## GIVEN REQUEST
Return every entry exactly as written.

Begin EXERCISE MATERIALS

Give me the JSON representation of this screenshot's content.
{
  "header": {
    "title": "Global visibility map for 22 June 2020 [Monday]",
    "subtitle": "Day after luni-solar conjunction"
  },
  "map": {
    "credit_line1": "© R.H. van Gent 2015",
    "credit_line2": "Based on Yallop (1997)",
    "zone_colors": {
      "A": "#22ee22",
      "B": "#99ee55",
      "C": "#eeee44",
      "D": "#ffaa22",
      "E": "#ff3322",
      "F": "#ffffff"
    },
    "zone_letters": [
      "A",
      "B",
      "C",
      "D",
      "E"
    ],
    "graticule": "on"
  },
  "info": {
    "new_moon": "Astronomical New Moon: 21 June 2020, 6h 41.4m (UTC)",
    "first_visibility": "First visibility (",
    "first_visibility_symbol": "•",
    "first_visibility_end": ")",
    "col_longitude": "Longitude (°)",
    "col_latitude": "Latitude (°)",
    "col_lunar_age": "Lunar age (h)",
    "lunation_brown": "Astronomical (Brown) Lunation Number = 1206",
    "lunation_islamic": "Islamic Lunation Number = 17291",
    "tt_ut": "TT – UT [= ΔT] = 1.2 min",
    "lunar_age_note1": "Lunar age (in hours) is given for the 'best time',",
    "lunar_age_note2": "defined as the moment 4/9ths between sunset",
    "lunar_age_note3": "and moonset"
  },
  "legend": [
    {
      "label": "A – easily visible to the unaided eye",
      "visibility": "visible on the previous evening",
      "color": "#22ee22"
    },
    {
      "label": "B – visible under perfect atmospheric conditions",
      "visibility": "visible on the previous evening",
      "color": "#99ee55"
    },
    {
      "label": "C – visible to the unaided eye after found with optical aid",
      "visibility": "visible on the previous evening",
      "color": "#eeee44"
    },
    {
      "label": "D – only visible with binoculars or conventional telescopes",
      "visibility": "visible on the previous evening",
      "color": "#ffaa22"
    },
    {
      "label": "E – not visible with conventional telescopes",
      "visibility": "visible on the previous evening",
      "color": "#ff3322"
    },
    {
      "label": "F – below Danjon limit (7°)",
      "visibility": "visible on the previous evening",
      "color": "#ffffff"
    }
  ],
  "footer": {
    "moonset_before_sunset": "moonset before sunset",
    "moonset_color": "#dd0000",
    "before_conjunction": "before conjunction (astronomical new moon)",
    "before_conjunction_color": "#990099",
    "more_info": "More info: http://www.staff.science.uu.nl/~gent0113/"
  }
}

End EXERCISE MATERIALS

## REPLY TO THE EXERCISE
Give me the JSON representation of this screenshot's content.
{
  "header": {
    "title": "Global visibility map for 22 June 2020 [Monday]",
    "subtitle": "Day after luni-solar conjunction"
  },
  "map": {
    "credit_line1": "© R.H. van Gent 2015",
    "credit_line2": "Based on Yallop (1997)",
    "zone_colors": {
      "A": "#22ee22",
      "B": "#99ee55",
      "C": "#eeee44",
      "D": "#ffaa22",
      "E": "#ff3322",
      "F": "#ffffff"
    },
    "zone_letters": [
      "A",
      "B",
      "C",
      "D",
      "E"
    ],
    "graticule": "on"
  },
  "info": {
    "new_moon": "Astronomical New Moon: 21 June 2020, 6h 41.4m (UTC)",
    "first_visibility": "First visibility (",
    "first_visibility_symbol": "•",
    "first_visibility_end": ")",
    "col_longitude": "Longitude (°)",
    "col_latitude": "Latitude (°)",
    "col_lunar_age": "Lunar age (h)",
    "lunation_brown": "Astronomical (Brown) Lunation Number = 1206",
    "lunation_islamic": "Islamic Lunation Number = 17291",
    "tt_ut": "TT – UT [= ΔT] = 1.2 min",
    "lunar_age_note1": "Lunar age (in hours) is given for the 'best time',",
    "lunar_age_note2": "defined as the moment 4/9ths between sunset",
    "lunar_age_note3": "and moonset"
  },
  "legend": [
    {
      "label": "A – easily visible to the unaided eye",
      "visibility": "visible on the previous evening",
      "color": "#22ee22"
    },
    {
      "label": "B – visible under perfect atmospheric conditions",
      "visibility": "visible on the previous evening",
      "color": "#99ee55"
    },
    {
      "label": "C – visible to the unaided eye after found with optical aid",
      "visibility": "visible on the previous evening",
      "color": "#eeee44"
    },
    {
      "label": "D – only visible with binoculars or conventional telescopes",
      "visibility": "visible on the previous evening",
      "color": "#ffaa22"
    },
    {
      "label": "E – not visible with conventional telescopes",
      "visibility": "visible on the previous evening",
      "color": "#ff3322"
    },
    {
      "label": "F – below Danjon limit (7°)",
      "visibility": "visible on the previous evening",
      "color": "#ffffff"
    }
  ],
  "footer": {
    "moonset_before_sunset": "moonset before sunset",
    "moonset_color": "#dd0000",
    "before_conjunction": "before conjunction (astronomical new moon)",
    "before_conjunction_color": "#990099",
    "more_info": "More info: http://www.staff.science.uu.nl/~gent0113/"
  }
}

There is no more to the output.